§ WORK TO COMPLETE
Lay out the lines starting at the one containing "side-panel-tab[interactable] [0, 249, 12, 461]" and ending at the one containing "comment-meta: 20m 1", both included, as a JSON list of strings with one string per line.

Saved entries
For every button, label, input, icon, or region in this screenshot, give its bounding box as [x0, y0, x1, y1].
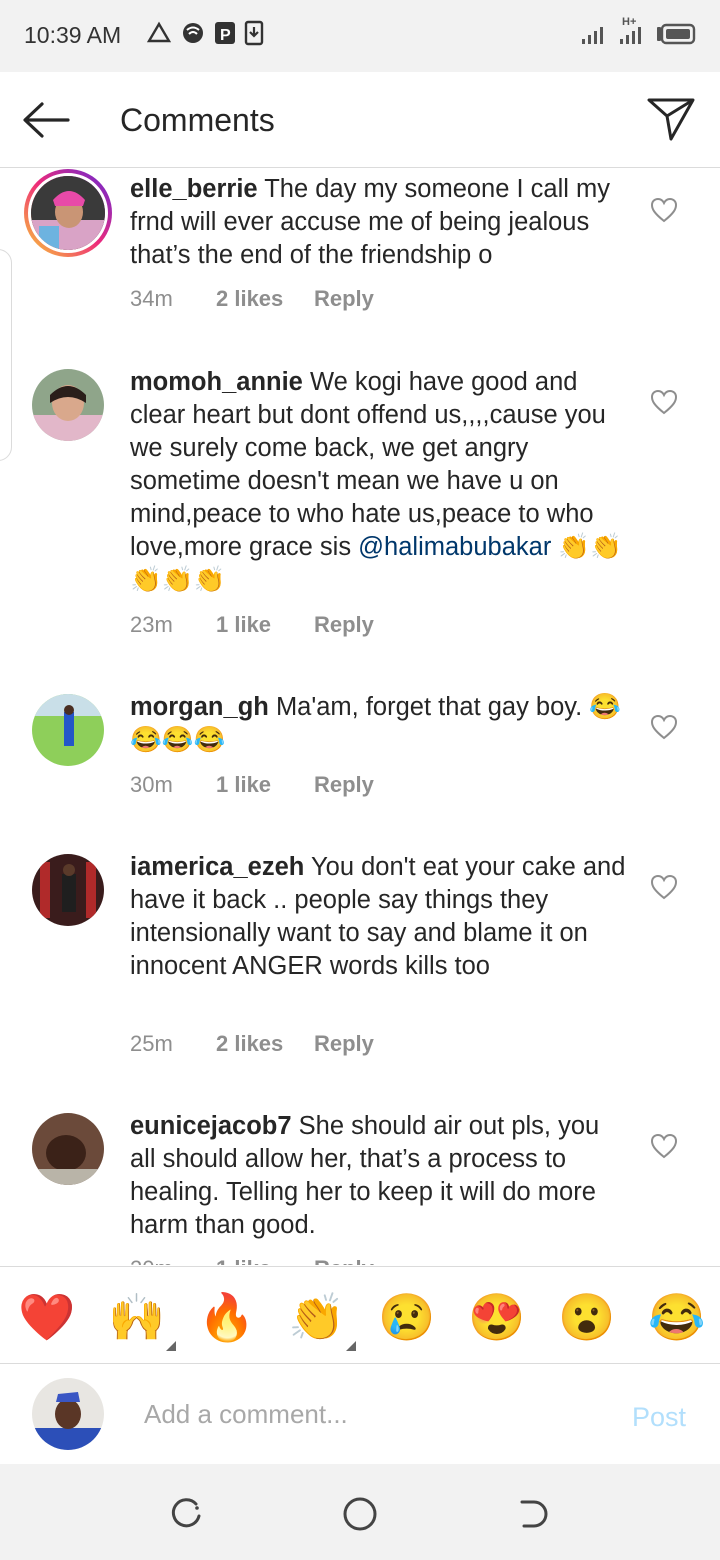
side-panel-tab[interactable] [0, 249, 12, 461]
mention-link[interactable]: @halimabubakar [358, 533, 551, 561]
comment-likes[interactable]: 1 like [216, 1256, 314, 1265]
status-icons-right: H+ [580, 16, 696, 46]
like-comment-button[interactable] [650, 1133, 678, 1159]
back-button[interactable] [20, 96, 76, 144]
reply-button[interactable]: Reply [314, 772, 374, 798]
comment-username[interactable]: morgan_gh [130, 693, 269, 721]
comment-text: eunicejacob7 She should air out pls, you… [130, 1110, 630, 1242]
signal-icon [582, 27, 603, 44]
avatar-image [28, 173, 108, 253]
comment-likes[interactable]: 1 like [216, 612, 314, 638]
share-button[interactable] [646, 96, 698, 144]
recent-apps-button[interactable] [166, 1494, 206, 1534]
reply-button[interactable]: Reply [314, 612, 374, 638]
comment-username[interactable]: elle_berrie [130, 175, 258, 203]
comment-time: 23m [130, 612, 173, 637]
parking-p-icon: P [215, 22, 235, 44]
comment-username[interactable]: iamerica_ezeh [130, 853, 304, 881]
battery-icon [657, 23, 696, 45]
surprised-face-emoji[interactable]: 😮 [558, 1289, 615, 1345]
heart-emoji[interactable]: ❤️ [18, 1289, 75, 1345]
heart-eyes-emoji[interactable]: 😍 [468, 1289, 525, 1345]
page-title: Comments [120, 102, 275, 138]
comment-likes[interactable]: 2 likes [216, 286, 314, 312]
avatar[interactable] [32, 369, 104, 441]
comment-meta: 25m 2 likes Reply [130, 1031, 374, 1057]
comment-time: 20m [130, 1256, 216, 1265]
heart-outline-icon [650, 197, 678, 223]
status-icons-left: P [146, 20, 264, 46]
comment-meta: 20m 1 like Reply [130, 1256, 374, 1265]
comment-likes[interactable]: 2 likes [216, 1031, 314, 1057]
comment-text: elle_berrie The day my someone I call my… [130, 173, 630, 272]
comment-username[interactable]: momoh_annie [130, 368, 303, 396]
comment-text: iamerica_ezeh You don't eat your cake an… [130, 851, 630, 983]
avatar-image [32, 1378, 104, 1450]
avatar[interactable] [32, 694, 104, 766]
recent-apps-icon [171, 1498, 201, 1528]
avatar-image [32, 694, 104, 766]
post-button[interactable]: Post [632, 1402, 686, 1433]
add-comment-bar: Post [0, 1364, 720, 1464]
like-comment-button[interactable] [650, 389, 678, 415]
heart-outline-icon [650, 1133, 678, 1159]
raising-hands-glyph: 🙌 [108, 1291, 166, 1343]
avatar[interactable] [32, 1113, 104, 1185]
network-type-label: H+ [622, 16, 637, 28]
heart-outline-icon [650, 389, 678, 415]
fire-emoji[interactable]: 🔥 [198, 1289, 255, 1345]
avatar[interactable] [24, 169, 112, 257]
reply-button[interactable]: Reply [314, 1031, 374, 1057]
avatar[interactable] [32, 854, 104, 926]
crying-face-emoji[interactable]: 😢 [378, 1289, 435, 1345]
avatar-image [32, 369, 104, 441]
reply-button[interactable]: Reply [314, 1256, 374, 1265]
comment-time: 30m [130, 772, 173, 797]
avatar-image [32, 854, 104, 926]
svg-text:P: P [220, 27, 231, 44]
current-user-avatar[interactable] [32, 1378, 104, 1450]
status-time: 10:39 AM [24, 22, 122, 48]
skin-tone-indicator-icon [166, 1341, 176, 1351]
comment-time: 34m [130, 286, 173, 311]
comments-list[interactable]: elle_berrie The day my someone I call my… [0, 169, 720, 1265]
comment-meta: 30m 1 like Reply [130, 772, 374, 798]
back-arrow-icon [23, 102, 70, 138]
clapping-hands-emoji[interactable]: 👏 [288, 1289, 356, 1351]
back-nav-button[interactable] [514, 1494, 554, 1534]
system-nav-bar [0, 1464, 720, 1560]
signal-hplus-icon: H+ [618, 16, 646, 46]
tears-of-joy-emoji[interactable]: 😂 [648, 1289, 705, 1345]
heart-outline-icon [650, 874, 678, 900]
paper-plane-icon [647, 98, 695, 141]
comment-text: momoh_annie We kogi have good and clear … [130, 366, 630, 597]
home-circle-icon [343, 1497, 377, 1531]
comment-text: morgan_gh Ma'am, forget that gay boy. 😂😂… [130, 691, 630, 757]
comment-likes[interactable]: 1 like [216, 772, 314, 798]
comment-meta: 23m 1 like Reply [130, 612, 374, 638]
emoji-quick-bar: ❤️ 🙌 🔥 👏 😢 😍 😮 😂 [0, 1266, 720, 1364]
comment-input[interactable] [144, 1392, 584, 1436]
comment-username[interactable]: eunicejacob7 [130, 1112, 292, 1140]
clapping-hands-glyph: 👏 [288, 1291, 346, 1343]
skin-tone-indicator-icon [346, 1341, 356, 1351]
comment-time: 25m [130, 1031, 173, 1056]
like-comment-button[interactable] [650, 714, 678, 740]
like-comment-button[interactable] [650, 197, 678, 223]
reply-button[interactable]: Reply [314, 286, 374, 312]
raising-hands-emoji[interactable]: 🙌 [108, 1289, 176, 1351]
back-nav-icon [520, 1500, 548, 1528]
home-button[interactable] [340, 1494, 380, 1534]
wifi-hotspot-icon [183, 23, 203, 43]
warning-triangle-icon [146, 21, 172, 43]
comment-meta: 34m 2 likes Reply [130, 286, 374, 312]
avatar-image [32, 1113, 104, 1185]
heart-outline-icon [650, 714, 678, 740]
comments-header: Comments [0, 72, 720, 168]
like-comment-button[interactable] [650, 874, 678, 900]
status-bar: 10:39 AM P H+ [0, 0, 720, 72]
download-icon [244, 20, 264, 46]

§ RESULT OF THE EXERCISE
[
  "side-panel-tab[interactable] [0, 249, 12, 461]",
  "mention-link[interactable]: @halimabubakar [358, 533, 551, 561]",
  "comment-likes[interactable]: 1 like [216, 1256, 314, 1265]",
  "status-icons-right: H+ [580, 16, 696, 46]",
  "like-comment-button[interactable] [650, 1133, 678, 1159]",
  "back-button[interactable] [20, 96, 76, 144]",
  "reply-button[interactable]: Reply [314, 772, 374, 798]",
  "comment-username[interactable]: morgan_gh [130, 693, 269, 721]",
  "comment-text: eunicejacob7 She should air out pls, you… [130, 1110, 630, 1242]",
  "signal-icon [582, 27, 603, 44]",
  "avatar-image [28, 173, 108, 253]",
  "comment-likes[interactable]: 1 like [216, 612, 314, 638]",
  "share-button[interactable] [646, 96, 698, 144]",
  "recent-apps-button[interactable] [166, 1494, 206, 1534]",
  "reply-button[interactable]: Reply [314, 612, 374, 638]",
  "comment-username[interactable]: elle_berrie [130, 175, 258, 203]",
  "comment-time: 23m [130, 612, 173, 637]",
  "parking-p-icon: P [215, 22, 235, 44]",
  "comment-username[interactable]: iamerica_ezeh [130, 853, 304, 881]",
  "battery-icon [657, 23, 696, 45]",
  "surprised-face-emoji[interactable]: 😮 [558, 1289, 615, 1345]",
  "heart-emoji[interactable]: ❤️ [18, 1289, 75, 1345]",
  "heart-eyes-emoji[interactable]: 😍 [468, 1289, 525, 1345]",
  "page-title: Comments [120, 102, 275, 138]",
  "comment-likes[interactable]: 2 likes [216, 286, 314, 312]",
  "avatar[interactable] [32, 369, 104, 441]",
  "comment-meta: 25m 2 likes Reply [130, 1031, 374, 1057]",
  "comment-time: 20m [130, 1256, 216, 1265]",
  "heart-outline-icon [650, 197, 678, 223]",
  "status-icons-left: P [146, 20, 264, 46]",
  "comment-meta: 20m 1 like Reply [130, 1256, 374, 1265]"
]